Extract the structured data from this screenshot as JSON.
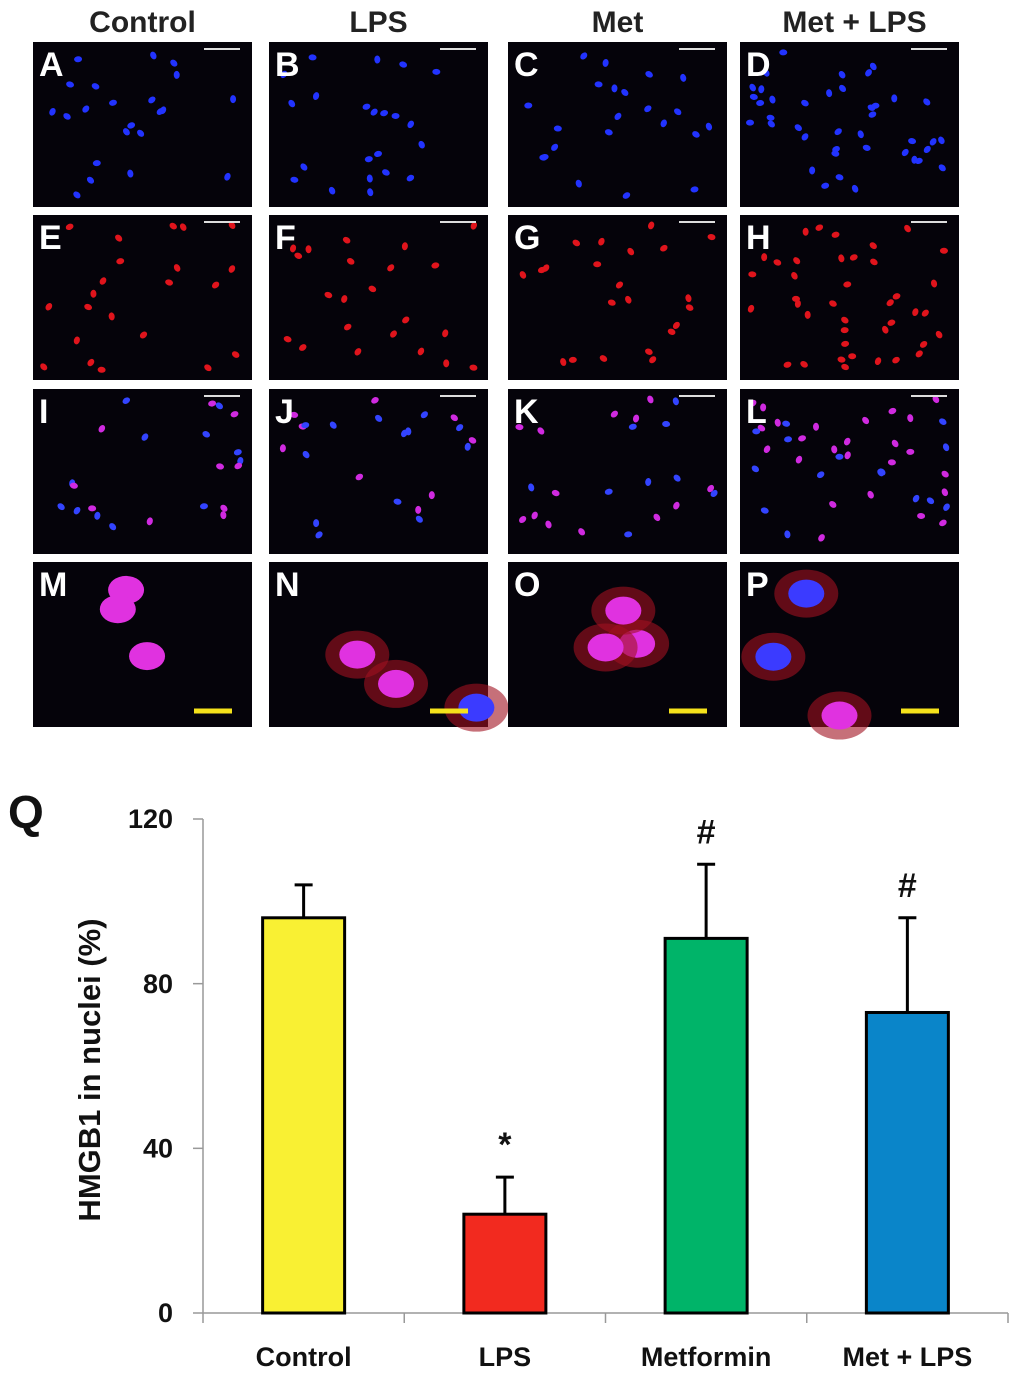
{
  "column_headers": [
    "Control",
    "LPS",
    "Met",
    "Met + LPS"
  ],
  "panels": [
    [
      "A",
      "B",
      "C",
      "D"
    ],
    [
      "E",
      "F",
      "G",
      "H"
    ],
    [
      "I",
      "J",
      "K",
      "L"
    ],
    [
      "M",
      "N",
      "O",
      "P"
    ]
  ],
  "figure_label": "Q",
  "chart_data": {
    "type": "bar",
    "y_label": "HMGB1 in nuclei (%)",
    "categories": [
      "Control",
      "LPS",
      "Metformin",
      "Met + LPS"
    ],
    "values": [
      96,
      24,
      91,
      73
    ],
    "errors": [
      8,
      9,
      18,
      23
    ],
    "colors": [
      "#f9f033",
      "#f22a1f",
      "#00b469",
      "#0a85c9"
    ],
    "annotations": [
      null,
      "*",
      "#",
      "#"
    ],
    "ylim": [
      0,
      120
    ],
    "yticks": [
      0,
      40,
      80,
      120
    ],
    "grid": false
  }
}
= = =
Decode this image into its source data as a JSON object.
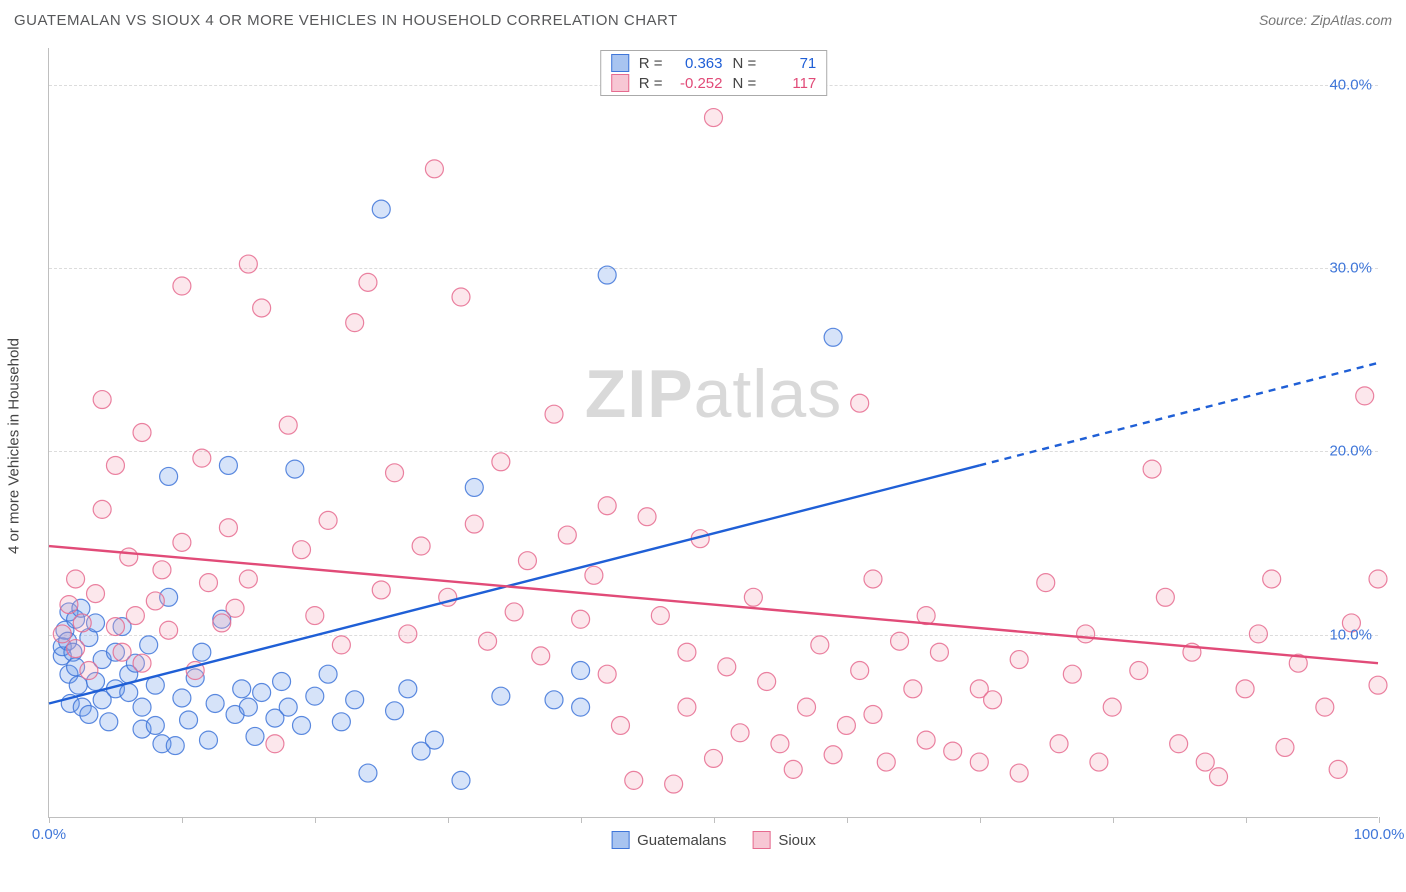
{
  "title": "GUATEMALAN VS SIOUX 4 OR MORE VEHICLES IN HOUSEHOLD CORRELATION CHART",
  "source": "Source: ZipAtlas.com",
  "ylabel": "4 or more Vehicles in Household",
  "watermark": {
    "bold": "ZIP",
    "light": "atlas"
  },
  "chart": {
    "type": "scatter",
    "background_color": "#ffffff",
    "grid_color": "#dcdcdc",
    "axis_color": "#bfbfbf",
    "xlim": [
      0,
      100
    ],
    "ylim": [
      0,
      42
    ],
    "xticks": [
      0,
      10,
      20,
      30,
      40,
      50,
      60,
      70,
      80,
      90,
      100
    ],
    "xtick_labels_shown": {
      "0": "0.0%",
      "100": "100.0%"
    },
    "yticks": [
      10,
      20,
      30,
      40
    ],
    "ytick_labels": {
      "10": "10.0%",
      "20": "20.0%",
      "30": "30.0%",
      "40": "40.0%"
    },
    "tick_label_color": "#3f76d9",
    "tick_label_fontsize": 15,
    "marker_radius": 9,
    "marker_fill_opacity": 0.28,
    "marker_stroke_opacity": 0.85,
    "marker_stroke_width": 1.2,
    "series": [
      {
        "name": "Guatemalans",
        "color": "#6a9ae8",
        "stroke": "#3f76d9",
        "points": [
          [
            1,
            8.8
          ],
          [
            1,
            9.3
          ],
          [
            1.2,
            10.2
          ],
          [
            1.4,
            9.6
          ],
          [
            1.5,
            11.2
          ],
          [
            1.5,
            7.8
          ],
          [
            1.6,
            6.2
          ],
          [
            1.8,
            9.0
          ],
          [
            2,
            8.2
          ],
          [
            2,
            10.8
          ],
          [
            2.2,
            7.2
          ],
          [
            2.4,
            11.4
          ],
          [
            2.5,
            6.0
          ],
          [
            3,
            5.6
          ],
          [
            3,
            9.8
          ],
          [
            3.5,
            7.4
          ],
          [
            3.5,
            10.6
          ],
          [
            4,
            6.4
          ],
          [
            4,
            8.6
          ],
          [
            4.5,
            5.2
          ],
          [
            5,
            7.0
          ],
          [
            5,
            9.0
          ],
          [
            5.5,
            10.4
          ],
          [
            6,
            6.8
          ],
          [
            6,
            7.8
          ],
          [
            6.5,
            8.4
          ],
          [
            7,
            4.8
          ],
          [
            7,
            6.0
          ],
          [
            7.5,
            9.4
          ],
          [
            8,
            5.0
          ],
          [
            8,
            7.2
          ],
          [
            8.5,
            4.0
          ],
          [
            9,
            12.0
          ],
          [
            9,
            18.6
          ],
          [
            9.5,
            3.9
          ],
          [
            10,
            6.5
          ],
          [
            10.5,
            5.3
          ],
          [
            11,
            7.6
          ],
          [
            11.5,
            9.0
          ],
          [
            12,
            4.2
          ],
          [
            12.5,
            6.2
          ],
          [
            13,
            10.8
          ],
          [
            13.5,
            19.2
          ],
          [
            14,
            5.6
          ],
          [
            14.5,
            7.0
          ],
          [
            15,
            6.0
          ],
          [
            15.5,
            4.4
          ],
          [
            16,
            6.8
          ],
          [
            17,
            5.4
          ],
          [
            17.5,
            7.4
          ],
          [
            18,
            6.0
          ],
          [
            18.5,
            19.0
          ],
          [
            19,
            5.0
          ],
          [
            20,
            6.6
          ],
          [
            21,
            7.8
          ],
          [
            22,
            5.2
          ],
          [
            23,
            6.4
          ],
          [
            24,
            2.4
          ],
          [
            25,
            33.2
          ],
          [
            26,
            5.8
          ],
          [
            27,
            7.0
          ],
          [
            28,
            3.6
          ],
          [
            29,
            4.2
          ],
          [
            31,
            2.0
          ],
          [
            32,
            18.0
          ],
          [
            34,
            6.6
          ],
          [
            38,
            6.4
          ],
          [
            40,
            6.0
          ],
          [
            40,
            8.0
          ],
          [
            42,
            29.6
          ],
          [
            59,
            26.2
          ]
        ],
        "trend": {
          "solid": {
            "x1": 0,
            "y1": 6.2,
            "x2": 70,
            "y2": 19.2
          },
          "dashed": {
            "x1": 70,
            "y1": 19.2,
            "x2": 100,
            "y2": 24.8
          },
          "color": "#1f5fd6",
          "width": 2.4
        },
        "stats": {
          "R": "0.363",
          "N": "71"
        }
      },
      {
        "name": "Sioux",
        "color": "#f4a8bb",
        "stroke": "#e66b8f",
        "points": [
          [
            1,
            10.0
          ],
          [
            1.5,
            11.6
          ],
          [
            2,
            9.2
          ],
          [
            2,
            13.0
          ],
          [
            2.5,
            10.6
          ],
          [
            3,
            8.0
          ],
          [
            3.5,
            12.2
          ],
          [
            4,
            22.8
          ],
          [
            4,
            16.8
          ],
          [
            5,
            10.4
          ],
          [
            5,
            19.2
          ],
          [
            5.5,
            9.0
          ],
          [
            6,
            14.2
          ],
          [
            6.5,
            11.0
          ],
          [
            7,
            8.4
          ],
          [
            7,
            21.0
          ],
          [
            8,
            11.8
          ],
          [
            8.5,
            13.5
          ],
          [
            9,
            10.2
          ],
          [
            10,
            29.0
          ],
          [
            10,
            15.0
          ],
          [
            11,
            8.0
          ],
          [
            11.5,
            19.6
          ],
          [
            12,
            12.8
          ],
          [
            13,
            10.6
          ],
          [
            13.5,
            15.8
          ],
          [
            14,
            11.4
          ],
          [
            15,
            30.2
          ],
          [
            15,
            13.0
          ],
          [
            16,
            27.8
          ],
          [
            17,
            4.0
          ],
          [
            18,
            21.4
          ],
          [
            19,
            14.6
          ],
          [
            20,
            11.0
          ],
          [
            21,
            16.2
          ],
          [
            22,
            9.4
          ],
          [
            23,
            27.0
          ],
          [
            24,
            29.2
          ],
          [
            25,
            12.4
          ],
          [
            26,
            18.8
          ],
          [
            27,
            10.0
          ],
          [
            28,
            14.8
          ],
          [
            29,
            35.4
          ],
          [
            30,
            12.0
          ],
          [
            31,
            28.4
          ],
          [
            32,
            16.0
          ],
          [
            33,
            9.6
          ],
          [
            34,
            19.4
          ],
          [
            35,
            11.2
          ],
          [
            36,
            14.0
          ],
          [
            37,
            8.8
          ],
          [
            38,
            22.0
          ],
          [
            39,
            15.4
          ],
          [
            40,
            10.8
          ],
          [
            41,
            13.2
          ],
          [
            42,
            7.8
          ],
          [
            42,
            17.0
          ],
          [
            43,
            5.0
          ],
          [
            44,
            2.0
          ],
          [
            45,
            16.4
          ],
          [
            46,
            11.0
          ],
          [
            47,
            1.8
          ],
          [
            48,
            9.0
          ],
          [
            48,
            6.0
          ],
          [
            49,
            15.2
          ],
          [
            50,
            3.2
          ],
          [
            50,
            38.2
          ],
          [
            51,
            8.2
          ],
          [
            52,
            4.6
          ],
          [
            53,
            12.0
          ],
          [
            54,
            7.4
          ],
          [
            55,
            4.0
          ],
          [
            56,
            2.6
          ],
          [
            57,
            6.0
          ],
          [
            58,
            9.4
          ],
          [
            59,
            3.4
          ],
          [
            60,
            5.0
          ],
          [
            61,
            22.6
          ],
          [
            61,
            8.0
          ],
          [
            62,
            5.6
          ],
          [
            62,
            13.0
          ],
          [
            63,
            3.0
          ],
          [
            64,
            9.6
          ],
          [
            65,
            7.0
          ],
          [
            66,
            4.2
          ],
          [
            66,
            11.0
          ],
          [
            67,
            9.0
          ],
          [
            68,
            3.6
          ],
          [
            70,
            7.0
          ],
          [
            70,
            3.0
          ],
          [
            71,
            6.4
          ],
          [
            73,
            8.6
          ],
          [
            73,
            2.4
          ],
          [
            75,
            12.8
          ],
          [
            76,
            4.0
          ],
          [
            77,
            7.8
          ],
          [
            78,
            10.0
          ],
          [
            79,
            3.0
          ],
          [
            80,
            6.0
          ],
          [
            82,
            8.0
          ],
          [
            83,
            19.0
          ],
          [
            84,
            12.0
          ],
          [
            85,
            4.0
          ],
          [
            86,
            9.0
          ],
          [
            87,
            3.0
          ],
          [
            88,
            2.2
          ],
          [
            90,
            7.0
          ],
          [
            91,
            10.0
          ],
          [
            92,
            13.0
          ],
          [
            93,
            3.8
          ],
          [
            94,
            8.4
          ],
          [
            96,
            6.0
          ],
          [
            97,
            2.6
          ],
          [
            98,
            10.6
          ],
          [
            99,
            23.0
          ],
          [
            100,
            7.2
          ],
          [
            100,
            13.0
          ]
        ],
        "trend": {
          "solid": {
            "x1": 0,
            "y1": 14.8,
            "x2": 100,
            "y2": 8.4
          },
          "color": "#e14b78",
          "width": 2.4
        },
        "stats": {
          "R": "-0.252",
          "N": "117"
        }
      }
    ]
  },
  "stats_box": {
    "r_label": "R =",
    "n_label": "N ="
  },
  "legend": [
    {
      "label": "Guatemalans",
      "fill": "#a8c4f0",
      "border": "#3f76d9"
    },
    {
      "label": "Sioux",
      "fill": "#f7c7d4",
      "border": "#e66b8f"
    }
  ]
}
= = =
◆ EXERCISE DIRECTIONS: Search the records for the word "Guatemalans" and copy every line where it occurs.

◆ REPLY:
        "name": "Guatemalans",
      "label": "Guatemalans",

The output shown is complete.